## Dataset
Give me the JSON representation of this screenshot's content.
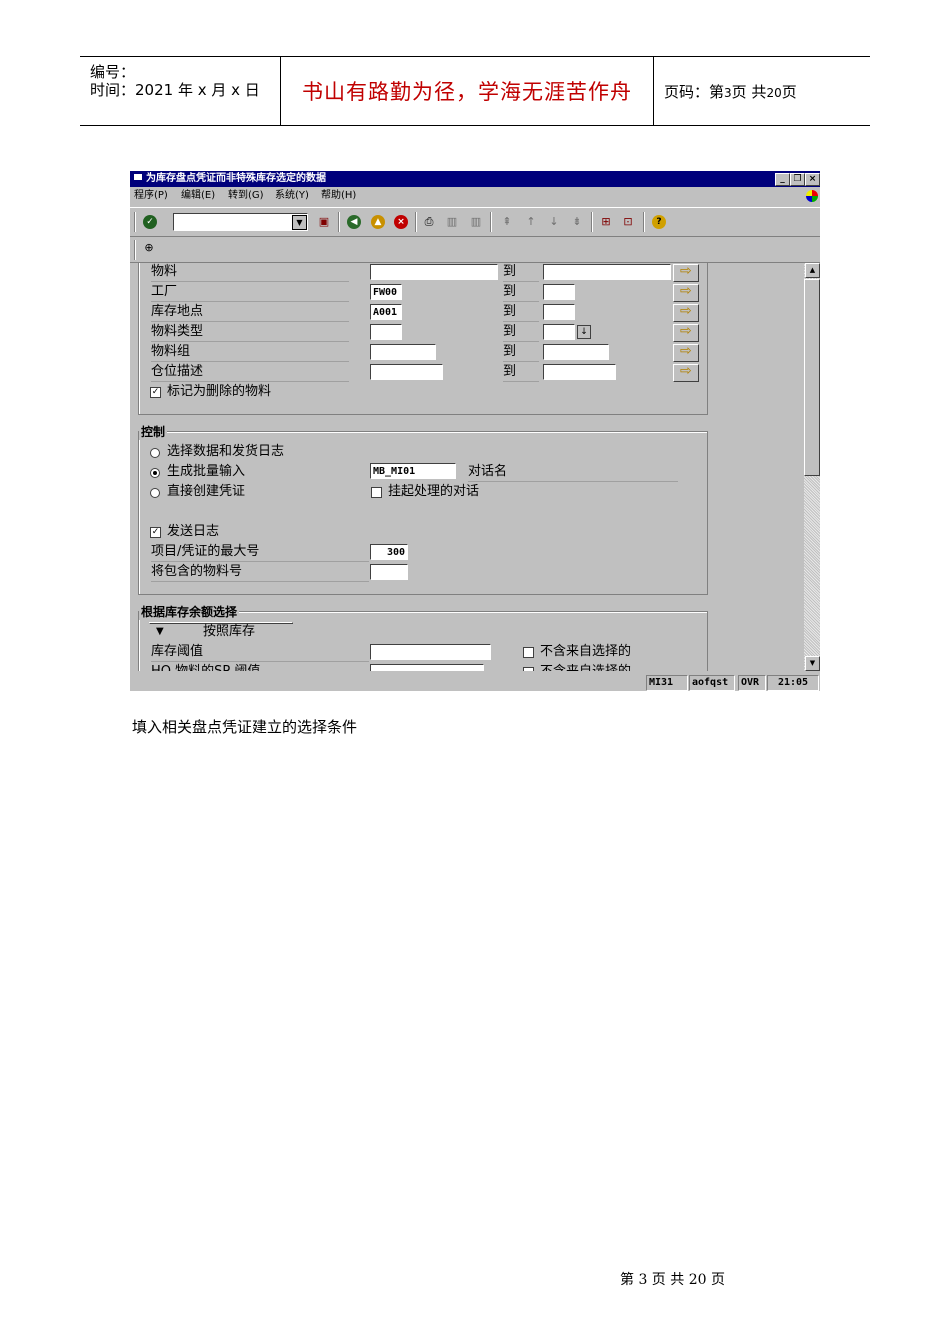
{
  "header": {
    "number_label": "编号：",
    "time_label": "时间：2021 年 x 月 x 日",
    "motto": "书山有路勤为径，学海无涯苦作舟",
    "page_label_prefix": "页码：第",
    "page_current": "3",
    "page_mid": "页  共",
    "page_total": "20",
    "page_suffix": "页"
  },
  "window": {
    "title": "为库存盘点凭证而非特殊库存选定的数据",
    "menu": [
      "程序(P)",
      "编辑(E)",
      "转到(G)",
      "系统(Y)",
      "帮助(H)"
    ]
  },
  "selection": {
    "rows": [
      {
        "label": "物料",
        "from": "",
        "to_label": "到",
        "to": ""
      },
      {
        "label": "工厂",
        "from": "FW00",
        "to_label": "到",
        "to": ""
      },
      {
        "label": "库存地点",
        "from": "A001",
        "to_label": "到",
        "to": ""
      },
      {
        "label": "物料类型",
        "from": "",
        "to_label": "到",
        "to": ""
      },
      {
        "label": "物料组",
        "from": "",
        "to_label": "到",
        "to": ""
      },
      {
        "label": "仓位描述",
        "from": "",
        "to_label": "到",
        "to": ""
      }
    ],
    "deleted_flag_label": "标记为删除的物料"
  },
  "control": {
    "title": "控制",
    "radio1": "选择数据和发货日志",
    "radio2": "生成批量输入",
    "radio3": "直接创建凭证",
    "session_value": "MB_MI01",
    "session_label": "对话名",
    "hold_label": "挂起处理的对话",
    "log_label": "发送日志",
    "max_items_label": "项目/凭证的最大号",
    "max_items_value": "300",
    "include_label": "将包含的物料号",
    "include_value": ""
  },
  "stock_balance": {
    "title": "根据库存余额选择",
    "button": "按照库存",
    "threshold_label": "库存阈值",
    "exclude_label": "不含来自选择的",
    "row2_label": "HQ 物料的SP 阈值",
    "exclude_label2": "不含来自选择的"
  },
  "status": {
    "tcode": "MI31",
    "server": "aofqst",
    "mode": "OVR",
    "time": "21:05"
  },
  "caption": "填入相关盘点凭证建立的选择条件",
  "footer": "第 3 页 共 20 页"
}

## Given task
Every entry must be written out exactly, with all pictures left out.

## Final result
Give me the JSON representation of this screenshot's content.
{
  "header": {
    "number_label": "编号：",
    "time_label": "时间：2021 年 x 月 x 日",
    "motto": "书山有路勤为径，学海无涯苦作舟",
    "page_label_prefix": "页码：第",
    "page_current": "3",
    "page_mid": "页  共",
    "page_total": "20",
    "page_suffix": "页"
  },
  "window": {
    "title": "为库存盘点凭证而非特殊库存选定的数据",
    "menu": [
      "程序(P)",
      "编辑(E)",
      "转到(G)",
      "系统(Y)",
      "帮助(H)"
    ]
  },
  "selection": {
    "rows": [
      {
        "label": "物料",
        "from": "",
        "to_label": "到",
        "to": ""
      },
      {
        "label": "工厂",
        "from": "FW00",
        "to_label": "到",
        "to": ""
      },
      {
        "label": "库存地点",
        "from": "A001",
        "to_label": "到",
        "to": ""
      },
      {
        "label": "物料类型",
        "from": "",
        "to_label": "到",
        "to": ""
      },
      {
        "label": "物料组",
        "from": "",
        "to_label": "到",
        "to": ""
      },
      {
        "label": "仓位描述",
        "from": "",
        "to_label": "到",
        "to": ""
      }
    ],
    "deleted_flag_label": "标记为删除的物料"
  },
  "control": {
    "title": "控制",
    "radio1": "选择数据和发货日志",
    "radio2": "生成批量输入",
    "radio3": "直接创建凭证",
    "session_value": "MB_MI01",
    "session_label": "对话名",
    "hold_label": "挂起处理的对话",
    "log_label": "发送日志",
    "max_items_label": "项目/凭证的最大号",
    "max_items_value": "300",
    "include_label": "将包含的物料号",
    "include_value": ""
  },
  "stock_balance": {
    "title": "根据库存余额选择",
    "button": "按照库存",
    "threshold_label": "库存阈值",
    "exclude_label": "不含来自选择的",
    "row2_label": "HQ 物料的SP 阈值",
    "exclude_label2": "不含来自选择的"
  },
  "status": {
    "tcode": "MI31",
    "server": "aofqst",
    "mode": "OVR",
    "time": "21:05"
  },
  "caption": "填入相关盘点凭证建立的选择条件",
  "footer": "第 3 页 共 20 页"
}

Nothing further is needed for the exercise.